▸ **What needs to be done**: Leaving out the pictures, transcribe all of the records faithfully.

(Data entries)

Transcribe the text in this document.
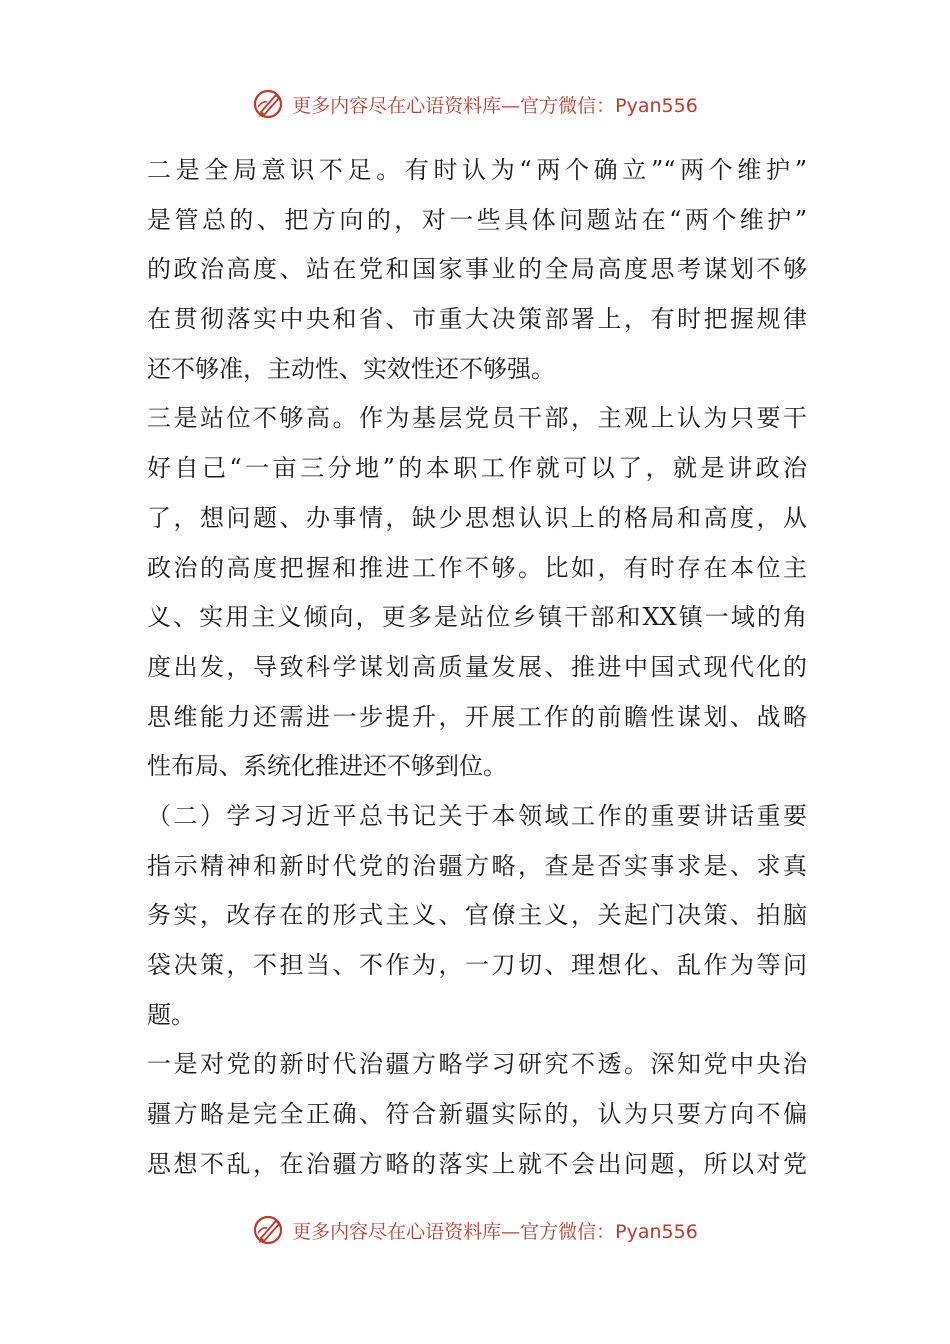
更多内容尽在心语资料库—官方微信：Pyan556
二是全局意识不足。有时认为“两个确立”“两个维护”
是管总的、把方向的，对一些具体问题站在“两个维护”
的政治高度、站在党和国家事业的全局高度思考谋划不够
在贯彻落实中央和省、市重大决策部署上，有时把握规律
还不够准，主动性、实效性还不够强。
三是站位不够高。作为基层党员干部，主观上认为只要干
好自己“一亩三分地”的本职工作就可以了，就是讲政治
了，想问题、办事情，缺少思想认识上的格局和高度，从
政治的高度把握和推进工作不够。比如，有时存在本位主
义、实用主义倾向，更多是站位乡镇干部和XX镇一域的角
度出发，导致科学谋划高质量发展、推进中国式现代化的
思维能力还需进一步提升，开展工作的前瞻性谋划、战略
性布局、系统化推进还不够到位。
（二）学习习近平总书记关于本领域工作的重要讲话重要
指示精神和新时代党的治疆方略，查是否实事求是、求真
务实，改存在的形式主义、官僚主义，关起门决策、拍脑
袋决策，不担当、不作为，一刀切、理想化、乱作为等问
题。
一是对党的新时代治疆方略学习研究不透。深知党中央治
疆方略是完全正确、符合新疆实际的，认为只要方向不偏
思想不乱，在治疆方略的落实上就不会出问题，所以对党
更多内容尽在心语资料库—官方微信：Pyan556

▸ **Result**:
Transcribe the text in this document.
更多内容尽在心语资料库—官方微信：Pyan556
二是全局意识不足。有时认为“两个确立”“两个维护”
是管总的、把方向的，对一些具体问题站在“两个维护”
的政治高度、站在党和国家事业的全局高度思考谋划不够
在贯彻落实中央和省、市重大决策部署上，有时把握规律
还不够准，主动性、实效性还不够强。
三是站位不够高。作为基层党员干部，主观上认为只要干
好自己“一亩三分地”的本职工作就可以了，就是讲政治
了，想问题、办事情，缺少思想认识上的格局和高度，从
政治的高度把握和推进工作不够。比如，有时存在本位主
义、实用主义倾向，更多是站位乡镇干部和XX镇一域的角
度出发，导致科学谋划高质量发展、推进中国式现代化的
思维能力还需进一步提升，开展工作的前瞻性谋划、战略
性布局、系统化推进还不够到位。
（二）学习习近平总书记关于本领域工作的重要讲话重要
指示精神和新时代党的治疆方略，查是否实事求是、求真
务实，改存在的形式主义、官僚主义，关起门决策、拍脑
袋决策，不担当、不作为，一刀切、理想化、乱作为等问
题。
一是对党的新时代治疆方略学习研究不透。深知党中央治
疆方略是完全正确、符合新疆实际的，认为只要方向不偏
思想不乱，在治疆方略的落实上就不会出问题，所以对党
更多内容尽在心语资料库—官方微信：Pyan556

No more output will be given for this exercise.